───── Data for this task

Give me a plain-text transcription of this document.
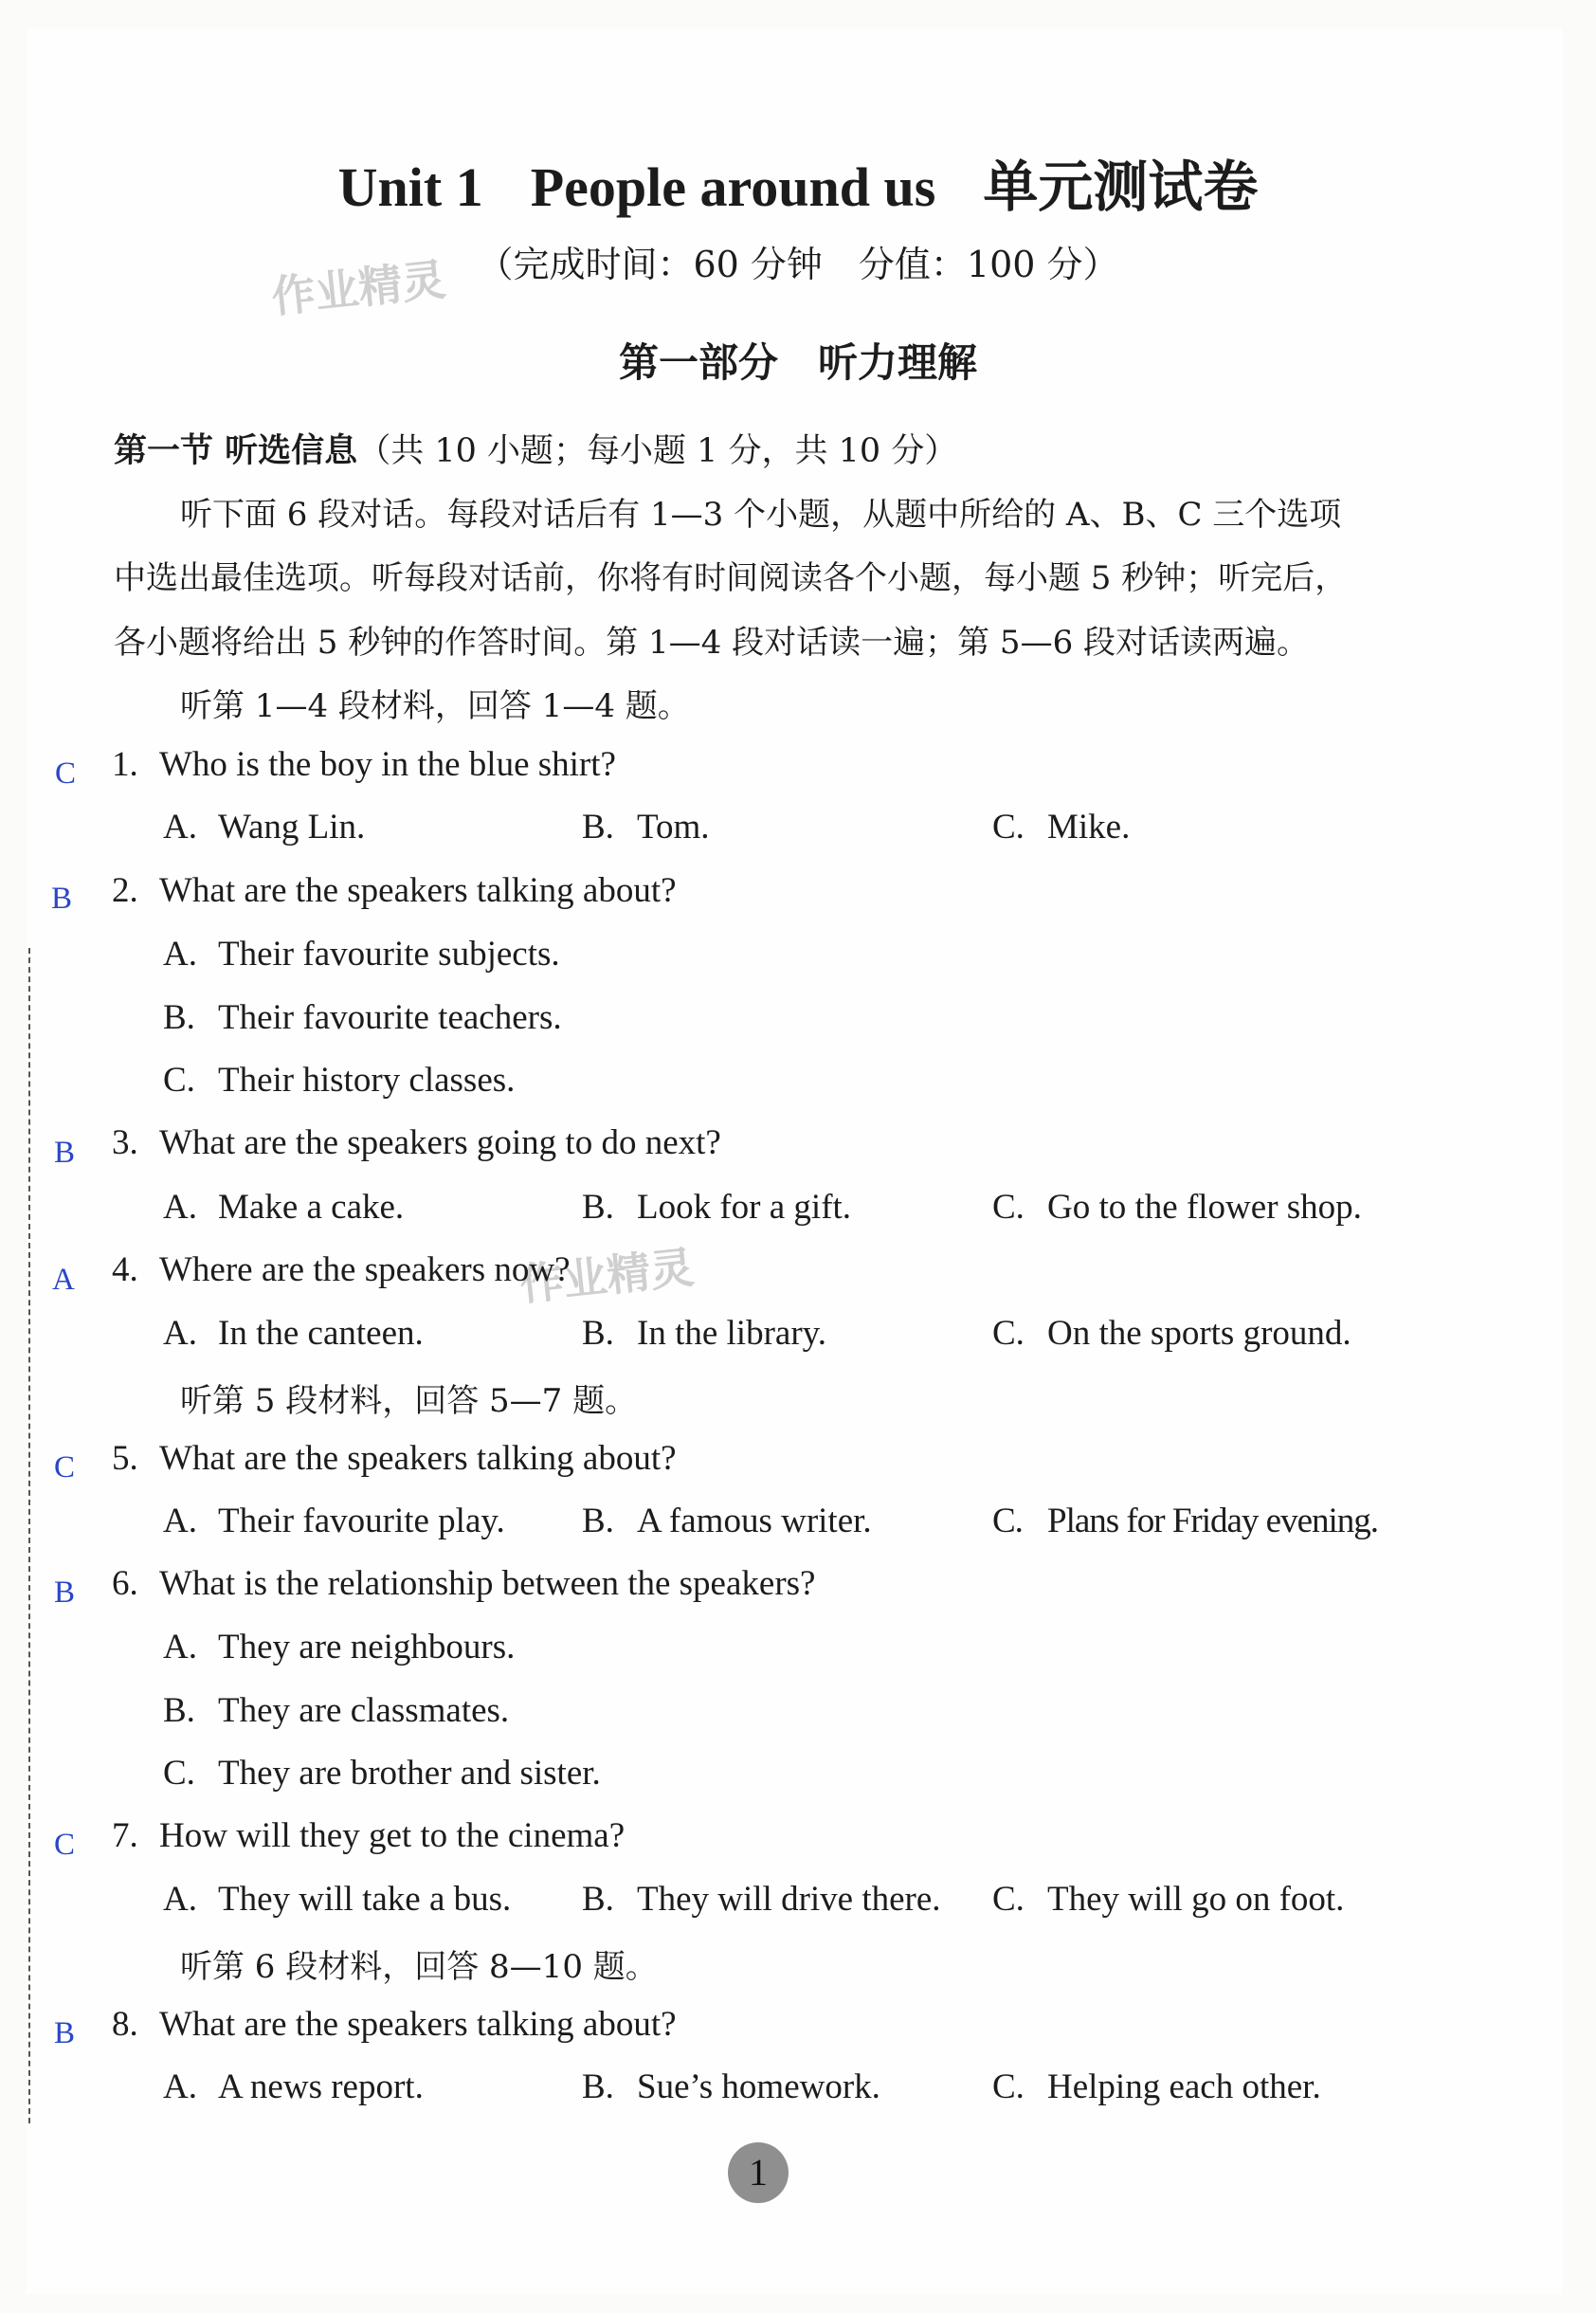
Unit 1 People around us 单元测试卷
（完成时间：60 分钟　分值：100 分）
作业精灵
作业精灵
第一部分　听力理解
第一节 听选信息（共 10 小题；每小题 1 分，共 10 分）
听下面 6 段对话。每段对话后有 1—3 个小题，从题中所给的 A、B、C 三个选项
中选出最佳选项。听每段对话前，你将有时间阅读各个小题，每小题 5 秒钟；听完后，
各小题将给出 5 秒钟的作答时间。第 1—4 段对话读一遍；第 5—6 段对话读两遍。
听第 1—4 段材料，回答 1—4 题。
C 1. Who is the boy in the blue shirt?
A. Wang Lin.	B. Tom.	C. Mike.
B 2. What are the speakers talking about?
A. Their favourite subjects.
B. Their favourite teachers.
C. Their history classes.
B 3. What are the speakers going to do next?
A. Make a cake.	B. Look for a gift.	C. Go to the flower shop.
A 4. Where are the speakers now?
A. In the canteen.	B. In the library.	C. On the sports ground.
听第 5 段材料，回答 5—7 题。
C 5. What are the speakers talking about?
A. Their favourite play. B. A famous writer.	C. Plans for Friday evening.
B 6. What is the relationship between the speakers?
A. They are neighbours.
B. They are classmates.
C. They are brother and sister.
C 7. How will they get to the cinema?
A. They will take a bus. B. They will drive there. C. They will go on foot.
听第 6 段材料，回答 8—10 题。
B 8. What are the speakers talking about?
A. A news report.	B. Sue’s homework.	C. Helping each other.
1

──────────

- Given task: Omit the pictures. Transcribe every record exactly.

- Completed task:
Give me a plain-text transcription of this document.
Unit 1 People around us 单元测试卷
（完成时间：60 分钟　分值：100 分）
作业精灵
作业精灵
第一部分　听力理解
第一节 听选信息（共 10 小题；每小题 1 分，共 10 分）
听下面 6 段对话。每段对话后有 1—3 个小题，从题中所给的 A、B、C 三个选项
中选出最佳选项。听每段对话前，你将有时间阅读各个小题，每小题 5 秒钟；听完后，
各小题将给出 5 秒钟的作答时间。第 1—4 段对话读一遍；第 5—6 段对话读两遍。
听第 1—4 段材料，回答 1—4 题。
C 1. Who is the boy in the blue shirt?
A. Wang Lin.	B. Tom.	C. Mike.
B 2. What are the speakers talking about?
A. Their favourite subjects.
B. Their favourite teachers.
C. Their history classes.
B 3. What are the speakers going to do next?
A. Make a cake.	B. Look for a gift.	C. Go to the flower shop.
A 4. Where are the speakers now?
A. In the canteen.	B. In the library.	C. On the sports ground.
听第 5 段材料，回答 5—7 题。
C 5. What are the speakers talking about?
A. Their favourite play. B. A famous writer.	C. Plans for Friday evening.
B 6. What is the relationship between the speakers?
A. They are neighbours.
B. They are classmates.
C. They are brother and sister.
C 7. How will they get to the cinema?
A. They will take a bus. B. They will drive there. C. They will go on foot.
听第 6 段材料，回答 8—10 题。
B 8. What are the speakers talking about?
A. A news report.	B. Sue’s homework.	C. Helping each other.
1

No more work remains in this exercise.